● **What this task involves**
Keep every line where the word "sales" appears; drop the rest.

● **Supplied material**

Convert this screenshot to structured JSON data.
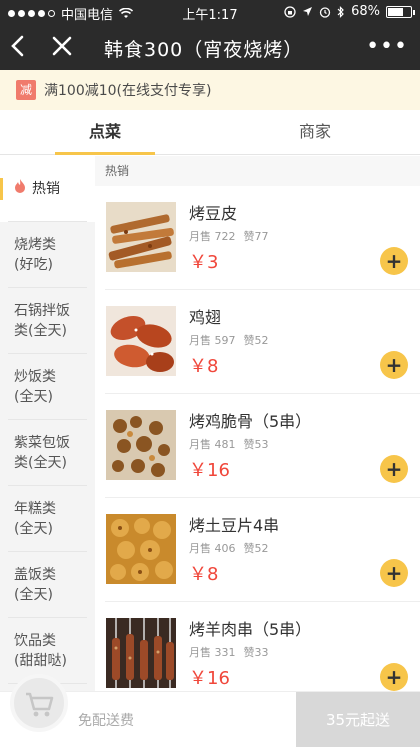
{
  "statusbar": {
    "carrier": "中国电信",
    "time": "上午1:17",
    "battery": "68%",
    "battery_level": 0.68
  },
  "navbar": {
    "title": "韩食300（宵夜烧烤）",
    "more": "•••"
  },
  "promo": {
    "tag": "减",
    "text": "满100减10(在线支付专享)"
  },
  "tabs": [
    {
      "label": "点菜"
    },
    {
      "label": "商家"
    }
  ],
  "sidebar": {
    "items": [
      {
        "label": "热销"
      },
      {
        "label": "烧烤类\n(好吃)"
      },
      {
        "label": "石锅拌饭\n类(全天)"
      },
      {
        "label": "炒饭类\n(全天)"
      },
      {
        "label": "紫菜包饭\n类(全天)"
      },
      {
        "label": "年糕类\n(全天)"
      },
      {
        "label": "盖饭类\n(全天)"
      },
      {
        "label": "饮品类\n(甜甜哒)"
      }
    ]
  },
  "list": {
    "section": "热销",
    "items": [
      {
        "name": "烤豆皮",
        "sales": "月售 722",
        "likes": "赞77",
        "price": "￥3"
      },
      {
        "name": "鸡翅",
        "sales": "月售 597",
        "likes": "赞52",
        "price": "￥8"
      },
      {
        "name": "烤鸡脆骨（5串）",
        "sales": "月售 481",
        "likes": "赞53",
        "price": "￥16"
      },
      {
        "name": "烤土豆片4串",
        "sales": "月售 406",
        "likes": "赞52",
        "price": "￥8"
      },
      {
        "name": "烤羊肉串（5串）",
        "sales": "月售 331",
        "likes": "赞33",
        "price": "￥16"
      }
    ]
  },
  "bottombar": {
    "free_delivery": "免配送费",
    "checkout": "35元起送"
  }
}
==
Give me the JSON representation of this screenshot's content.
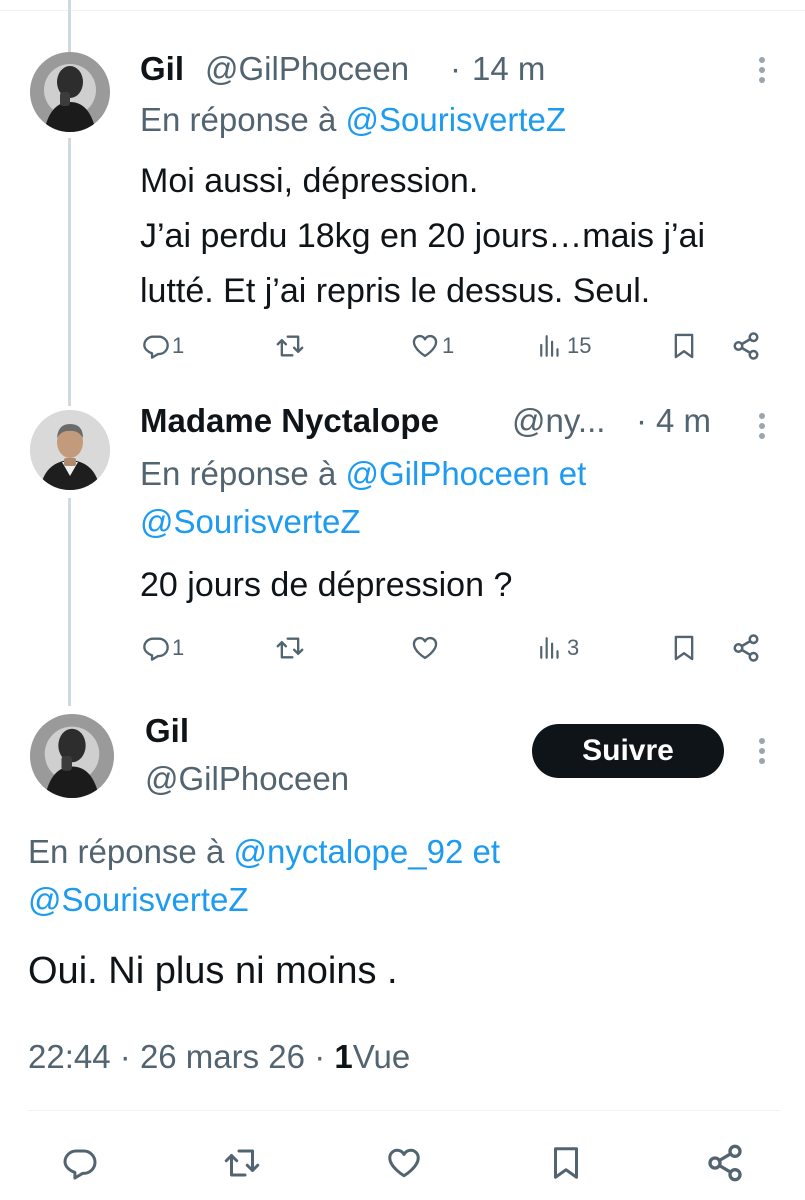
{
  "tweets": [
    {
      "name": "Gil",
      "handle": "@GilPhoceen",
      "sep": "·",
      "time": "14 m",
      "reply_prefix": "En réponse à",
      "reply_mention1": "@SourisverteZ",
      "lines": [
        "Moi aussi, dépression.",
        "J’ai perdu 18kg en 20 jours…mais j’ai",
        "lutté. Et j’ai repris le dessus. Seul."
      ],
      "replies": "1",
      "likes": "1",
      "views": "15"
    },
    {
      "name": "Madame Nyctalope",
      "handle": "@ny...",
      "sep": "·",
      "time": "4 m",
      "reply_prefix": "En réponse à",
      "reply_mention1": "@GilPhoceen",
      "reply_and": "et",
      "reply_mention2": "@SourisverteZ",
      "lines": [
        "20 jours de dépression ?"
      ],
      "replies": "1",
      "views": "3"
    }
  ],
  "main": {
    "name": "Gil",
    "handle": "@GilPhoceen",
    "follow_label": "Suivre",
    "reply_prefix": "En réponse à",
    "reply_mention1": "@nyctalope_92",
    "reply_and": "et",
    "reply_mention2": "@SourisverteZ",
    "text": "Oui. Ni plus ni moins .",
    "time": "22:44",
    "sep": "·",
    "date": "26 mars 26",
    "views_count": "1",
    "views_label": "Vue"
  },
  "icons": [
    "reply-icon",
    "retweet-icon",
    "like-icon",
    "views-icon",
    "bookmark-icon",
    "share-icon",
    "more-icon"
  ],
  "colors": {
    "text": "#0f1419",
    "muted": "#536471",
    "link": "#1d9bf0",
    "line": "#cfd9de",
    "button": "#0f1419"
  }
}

● **Complete output**
        "sales": "月售 722",
        "sales": "月售 597",
        "sales": "月售 481",
        "sales": "月售 406",
        "sales": "月售 331",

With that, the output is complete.